## Recorded data:

-*-*-

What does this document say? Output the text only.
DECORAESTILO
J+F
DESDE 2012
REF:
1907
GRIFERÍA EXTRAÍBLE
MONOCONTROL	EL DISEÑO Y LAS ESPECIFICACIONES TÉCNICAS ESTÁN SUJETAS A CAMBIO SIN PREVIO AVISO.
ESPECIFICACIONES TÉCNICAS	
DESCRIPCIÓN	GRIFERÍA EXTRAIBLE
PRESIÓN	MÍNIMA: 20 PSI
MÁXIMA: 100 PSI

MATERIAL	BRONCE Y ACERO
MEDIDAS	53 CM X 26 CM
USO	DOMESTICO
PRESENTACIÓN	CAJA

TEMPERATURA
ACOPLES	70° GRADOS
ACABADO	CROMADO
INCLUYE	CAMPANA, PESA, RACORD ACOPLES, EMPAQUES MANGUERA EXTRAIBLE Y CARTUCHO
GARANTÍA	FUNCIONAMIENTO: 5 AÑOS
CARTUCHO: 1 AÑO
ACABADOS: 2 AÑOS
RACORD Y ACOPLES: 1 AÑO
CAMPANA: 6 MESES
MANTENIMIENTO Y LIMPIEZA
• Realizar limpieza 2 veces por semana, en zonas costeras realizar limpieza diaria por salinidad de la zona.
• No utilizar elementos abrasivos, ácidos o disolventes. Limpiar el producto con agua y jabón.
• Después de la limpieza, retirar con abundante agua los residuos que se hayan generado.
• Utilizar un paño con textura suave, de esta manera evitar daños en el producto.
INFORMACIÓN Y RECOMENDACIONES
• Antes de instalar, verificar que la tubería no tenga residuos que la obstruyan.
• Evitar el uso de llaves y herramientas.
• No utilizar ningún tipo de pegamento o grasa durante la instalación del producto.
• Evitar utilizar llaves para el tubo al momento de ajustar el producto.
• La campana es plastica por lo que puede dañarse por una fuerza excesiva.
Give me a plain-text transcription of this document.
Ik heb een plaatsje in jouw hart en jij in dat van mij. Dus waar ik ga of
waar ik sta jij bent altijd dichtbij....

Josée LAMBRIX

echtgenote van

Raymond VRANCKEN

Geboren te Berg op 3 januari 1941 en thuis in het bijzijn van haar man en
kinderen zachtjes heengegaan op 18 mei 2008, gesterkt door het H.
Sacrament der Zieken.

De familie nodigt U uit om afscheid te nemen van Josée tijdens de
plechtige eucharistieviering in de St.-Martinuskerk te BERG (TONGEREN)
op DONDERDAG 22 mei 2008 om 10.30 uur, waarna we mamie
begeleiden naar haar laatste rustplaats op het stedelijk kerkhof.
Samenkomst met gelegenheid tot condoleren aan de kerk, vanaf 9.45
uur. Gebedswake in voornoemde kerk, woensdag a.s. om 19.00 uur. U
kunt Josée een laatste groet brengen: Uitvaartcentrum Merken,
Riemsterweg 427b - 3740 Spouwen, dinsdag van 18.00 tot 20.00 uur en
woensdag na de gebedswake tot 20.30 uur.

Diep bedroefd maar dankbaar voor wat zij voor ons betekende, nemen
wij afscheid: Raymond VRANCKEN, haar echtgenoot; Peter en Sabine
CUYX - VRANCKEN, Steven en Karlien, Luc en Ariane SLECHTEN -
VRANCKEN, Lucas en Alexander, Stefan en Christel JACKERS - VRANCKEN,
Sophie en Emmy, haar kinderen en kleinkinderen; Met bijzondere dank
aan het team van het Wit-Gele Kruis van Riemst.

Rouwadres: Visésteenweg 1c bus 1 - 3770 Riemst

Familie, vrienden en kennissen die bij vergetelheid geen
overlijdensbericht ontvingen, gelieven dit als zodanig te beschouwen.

-*-*-

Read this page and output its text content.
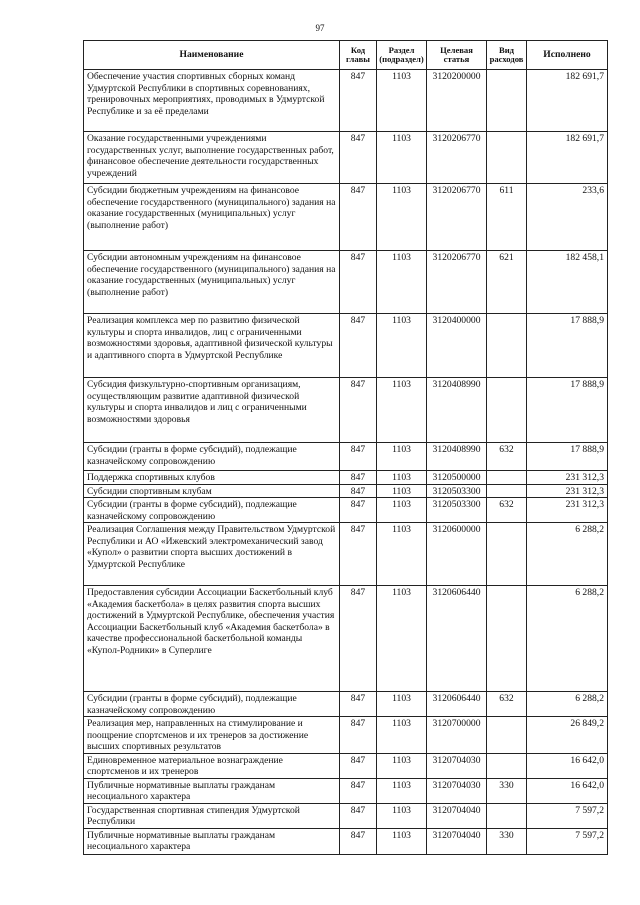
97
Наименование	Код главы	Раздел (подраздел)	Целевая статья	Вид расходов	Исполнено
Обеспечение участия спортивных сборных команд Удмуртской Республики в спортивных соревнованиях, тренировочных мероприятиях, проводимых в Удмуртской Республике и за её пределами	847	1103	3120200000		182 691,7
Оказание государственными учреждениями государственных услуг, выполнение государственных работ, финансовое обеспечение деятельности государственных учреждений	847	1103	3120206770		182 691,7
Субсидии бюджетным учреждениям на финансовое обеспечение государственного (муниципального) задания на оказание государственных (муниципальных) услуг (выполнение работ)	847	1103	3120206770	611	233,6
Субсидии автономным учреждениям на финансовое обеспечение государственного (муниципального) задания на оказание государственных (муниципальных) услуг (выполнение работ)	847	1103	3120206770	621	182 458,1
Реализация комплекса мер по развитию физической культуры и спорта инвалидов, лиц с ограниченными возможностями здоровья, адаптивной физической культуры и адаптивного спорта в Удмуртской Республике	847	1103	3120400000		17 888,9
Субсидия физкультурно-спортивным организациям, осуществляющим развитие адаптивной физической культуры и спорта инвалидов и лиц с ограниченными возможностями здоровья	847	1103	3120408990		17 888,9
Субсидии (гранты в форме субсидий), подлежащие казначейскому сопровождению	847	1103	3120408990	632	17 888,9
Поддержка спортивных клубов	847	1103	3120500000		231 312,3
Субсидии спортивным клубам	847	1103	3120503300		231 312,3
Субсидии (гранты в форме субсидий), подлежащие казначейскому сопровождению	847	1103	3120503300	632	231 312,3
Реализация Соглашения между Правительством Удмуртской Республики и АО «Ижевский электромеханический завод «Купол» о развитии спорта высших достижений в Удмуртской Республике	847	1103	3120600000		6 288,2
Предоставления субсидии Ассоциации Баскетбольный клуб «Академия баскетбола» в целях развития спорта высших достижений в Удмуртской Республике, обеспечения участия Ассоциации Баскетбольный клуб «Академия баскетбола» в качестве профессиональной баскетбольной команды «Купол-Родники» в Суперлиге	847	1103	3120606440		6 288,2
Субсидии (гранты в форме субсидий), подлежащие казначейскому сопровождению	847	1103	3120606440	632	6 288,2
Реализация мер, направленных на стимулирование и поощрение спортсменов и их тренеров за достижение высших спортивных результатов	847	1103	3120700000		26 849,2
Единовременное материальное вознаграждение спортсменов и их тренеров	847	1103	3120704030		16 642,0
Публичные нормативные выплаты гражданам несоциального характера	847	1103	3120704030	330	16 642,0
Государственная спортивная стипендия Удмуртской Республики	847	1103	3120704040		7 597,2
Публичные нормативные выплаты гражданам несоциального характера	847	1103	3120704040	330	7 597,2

-*-*-

## Exercise objective:
Using the listing above, locate the lines that hold "физической" and copy each one.

## Exercise output:
Реализация комплекса мер по развитию физической культуры и спорта инвалидов, лиц с ограниченными возможностями здоровья, адаптивной физической культуры и адаптивного спорта в Удмуртской Республике	847	1103	3120400000		17 888,9
Субсидия физкультурно-спортивным организациям, осуществляющим развитие адаптивной физической культуры и спорта инвалидов и лиц с ограниченными возможностями здоровья	847	1103	3120408990		17 888,9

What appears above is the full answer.